REQUIREMENT:
The exercise asks you to copy every line below in which "plants" appears.

[START DATA ENTRIES]

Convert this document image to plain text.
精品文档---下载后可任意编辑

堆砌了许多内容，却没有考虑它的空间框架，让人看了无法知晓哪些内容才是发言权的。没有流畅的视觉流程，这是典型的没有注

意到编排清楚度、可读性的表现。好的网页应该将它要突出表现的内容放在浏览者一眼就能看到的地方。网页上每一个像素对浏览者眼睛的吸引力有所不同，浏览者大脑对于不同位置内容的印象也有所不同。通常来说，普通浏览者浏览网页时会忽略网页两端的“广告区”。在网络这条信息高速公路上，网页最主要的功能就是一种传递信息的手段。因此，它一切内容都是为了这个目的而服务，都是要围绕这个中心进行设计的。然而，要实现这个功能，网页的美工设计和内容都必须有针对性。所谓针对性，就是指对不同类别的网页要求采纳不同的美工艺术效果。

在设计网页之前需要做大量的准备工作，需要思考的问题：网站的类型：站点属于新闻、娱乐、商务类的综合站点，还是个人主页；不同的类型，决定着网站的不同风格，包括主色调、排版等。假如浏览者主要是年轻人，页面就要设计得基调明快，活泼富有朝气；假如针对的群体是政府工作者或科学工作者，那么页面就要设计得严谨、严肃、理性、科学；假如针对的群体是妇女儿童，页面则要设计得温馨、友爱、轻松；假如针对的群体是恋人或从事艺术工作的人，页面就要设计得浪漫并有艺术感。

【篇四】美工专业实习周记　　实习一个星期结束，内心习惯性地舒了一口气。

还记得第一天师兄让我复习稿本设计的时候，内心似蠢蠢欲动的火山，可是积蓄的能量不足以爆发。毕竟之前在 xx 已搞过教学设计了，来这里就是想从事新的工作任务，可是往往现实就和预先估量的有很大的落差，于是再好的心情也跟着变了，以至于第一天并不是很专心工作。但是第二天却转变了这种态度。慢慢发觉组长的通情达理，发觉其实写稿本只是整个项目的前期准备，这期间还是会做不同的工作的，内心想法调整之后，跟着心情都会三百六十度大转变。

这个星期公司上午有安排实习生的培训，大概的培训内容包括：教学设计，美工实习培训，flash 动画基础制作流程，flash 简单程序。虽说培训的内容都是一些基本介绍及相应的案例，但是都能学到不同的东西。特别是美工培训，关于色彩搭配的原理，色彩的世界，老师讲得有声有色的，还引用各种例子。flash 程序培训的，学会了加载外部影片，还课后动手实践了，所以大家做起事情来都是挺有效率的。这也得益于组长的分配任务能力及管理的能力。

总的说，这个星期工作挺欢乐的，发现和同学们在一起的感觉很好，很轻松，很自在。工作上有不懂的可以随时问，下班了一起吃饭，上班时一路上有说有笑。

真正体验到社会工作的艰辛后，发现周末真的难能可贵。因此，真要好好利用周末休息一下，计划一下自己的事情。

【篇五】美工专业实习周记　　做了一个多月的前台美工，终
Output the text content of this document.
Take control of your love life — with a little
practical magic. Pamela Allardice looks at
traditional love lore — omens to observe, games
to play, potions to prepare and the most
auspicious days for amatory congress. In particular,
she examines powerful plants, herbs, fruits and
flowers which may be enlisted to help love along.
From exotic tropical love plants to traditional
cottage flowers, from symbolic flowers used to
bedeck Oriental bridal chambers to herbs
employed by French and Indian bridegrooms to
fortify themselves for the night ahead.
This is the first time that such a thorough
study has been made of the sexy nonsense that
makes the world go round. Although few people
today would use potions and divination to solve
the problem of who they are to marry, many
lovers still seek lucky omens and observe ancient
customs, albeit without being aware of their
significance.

[END DATA ENTRIES]

PROBLEM SOLUTION:
she examines powerful plants, herbs, fruits and
From exotic tropical love plants to traditional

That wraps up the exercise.